BEGIN Dataset rows

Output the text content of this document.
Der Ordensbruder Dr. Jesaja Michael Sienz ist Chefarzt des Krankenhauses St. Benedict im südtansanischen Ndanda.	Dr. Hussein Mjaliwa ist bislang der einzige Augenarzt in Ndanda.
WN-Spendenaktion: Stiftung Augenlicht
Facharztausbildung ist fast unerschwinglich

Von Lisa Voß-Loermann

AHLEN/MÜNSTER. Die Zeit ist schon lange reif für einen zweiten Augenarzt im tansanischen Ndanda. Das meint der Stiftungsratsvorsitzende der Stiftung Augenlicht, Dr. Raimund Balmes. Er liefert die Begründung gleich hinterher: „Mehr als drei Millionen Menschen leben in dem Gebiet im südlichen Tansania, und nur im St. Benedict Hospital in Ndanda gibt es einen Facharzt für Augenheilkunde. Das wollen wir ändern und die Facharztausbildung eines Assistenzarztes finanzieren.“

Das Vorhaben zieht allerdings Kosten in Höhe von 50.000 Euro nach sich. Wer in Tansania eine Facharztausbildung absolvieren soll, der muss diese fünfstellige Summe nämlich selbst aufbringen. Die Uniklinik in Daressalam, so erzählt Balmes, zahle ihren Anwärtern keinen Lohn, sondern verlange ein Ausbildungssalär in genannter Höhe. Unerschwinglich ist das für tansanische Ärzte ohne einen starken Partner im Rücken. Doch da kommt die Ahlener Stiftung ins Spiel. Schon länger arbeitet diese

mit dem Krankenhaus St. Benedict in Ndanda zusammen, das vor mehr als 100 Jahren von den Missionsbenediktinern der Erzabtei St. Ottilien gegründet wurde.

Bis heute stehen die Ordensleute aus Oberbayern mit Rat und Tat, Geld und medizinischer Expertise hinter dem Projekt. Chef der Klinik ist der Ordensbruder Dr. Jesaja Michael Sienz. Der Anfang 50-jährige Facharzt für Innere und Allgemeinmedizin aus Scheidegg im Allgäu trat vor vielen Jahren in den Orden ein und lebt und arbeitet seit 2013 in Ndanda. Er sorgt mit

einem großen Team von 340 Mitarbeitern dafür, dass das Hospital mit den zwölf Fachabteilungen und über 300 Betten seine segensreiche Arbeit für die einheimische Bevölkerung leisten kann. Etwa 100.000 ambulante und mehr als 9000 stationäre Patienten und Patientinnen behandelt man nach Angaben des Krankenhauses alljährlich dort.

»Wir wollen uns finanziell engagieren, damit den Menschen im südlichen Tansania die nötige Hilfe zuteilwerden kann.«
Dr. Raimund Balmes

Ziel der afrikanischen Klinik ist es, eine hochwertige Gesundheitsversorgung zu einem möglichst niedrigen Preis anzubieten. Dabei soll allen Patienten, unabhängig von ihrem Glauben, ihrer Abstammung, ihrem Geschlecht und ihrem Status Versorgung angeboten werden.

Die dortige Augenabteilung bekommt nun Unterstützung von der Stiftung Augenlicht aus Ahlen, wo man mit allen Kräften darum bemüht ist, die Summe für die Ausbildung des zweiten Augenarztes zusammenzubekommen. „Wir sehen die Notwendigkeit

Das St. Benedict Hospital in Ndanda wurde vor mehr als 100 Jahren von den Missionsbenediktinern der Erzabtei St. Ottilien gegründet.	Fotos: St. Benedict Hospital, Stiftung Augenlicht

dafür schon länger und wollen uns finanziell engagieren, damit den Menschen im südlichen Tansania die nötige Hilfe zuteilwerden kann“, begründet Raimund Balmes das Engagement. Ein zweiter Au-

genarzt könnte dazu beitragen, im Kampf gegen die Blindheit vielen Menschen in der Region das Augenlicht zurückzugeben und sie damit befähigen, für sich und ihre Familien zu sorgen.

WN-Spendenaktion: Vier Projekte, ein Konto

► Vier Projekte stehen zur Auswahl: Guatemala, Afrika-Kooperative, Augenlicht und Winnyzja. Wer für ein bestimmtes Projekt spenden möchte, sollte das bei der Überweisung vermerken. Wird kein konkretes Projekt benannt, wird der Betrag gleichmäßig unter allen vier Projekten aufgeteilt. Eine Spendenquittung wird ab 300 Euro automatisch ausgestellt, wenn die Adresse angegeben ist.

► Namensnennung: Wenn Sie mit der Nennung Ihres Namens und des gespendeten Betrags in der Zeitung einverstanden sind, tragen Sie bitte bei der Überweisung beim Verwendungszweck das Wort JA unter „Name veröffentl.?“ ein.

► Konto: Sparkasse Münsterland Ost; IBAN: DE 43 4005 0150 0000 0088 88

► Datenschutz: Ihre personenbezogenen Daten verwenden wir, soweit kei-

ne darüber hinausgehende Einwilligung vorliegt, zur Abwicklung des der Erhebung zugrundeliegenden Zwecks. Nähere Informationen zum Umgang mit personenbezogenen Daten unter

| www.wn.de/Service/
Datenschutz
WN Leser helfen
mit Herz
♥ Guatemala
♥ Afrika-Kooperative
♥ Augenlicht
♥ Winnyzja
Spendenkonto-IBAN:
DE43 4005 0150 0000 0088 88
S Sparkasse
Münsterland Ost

END Dataset rows

### To do
Extract every line from the records above that contains the word "Winnyzja".

### Worked solution
► Vier Projekte stehen zur Auswahl: Guatemala, Afrika-Kooperative, Augenlicht und Winnyzja. Wer für ein bestimmtes Projekt spenden möchte, sollte das bei der Überweisung vermerken. Wird kein konkretes Projekt benannt, wird der Betrag gleichmäßig unter allen vier Projekten aufgeteilt. Eine Spendenquittung wird ab 300 Euro automatisch ausgestellt, wenn die Adresse angegeben ist.
♥ Winnyzja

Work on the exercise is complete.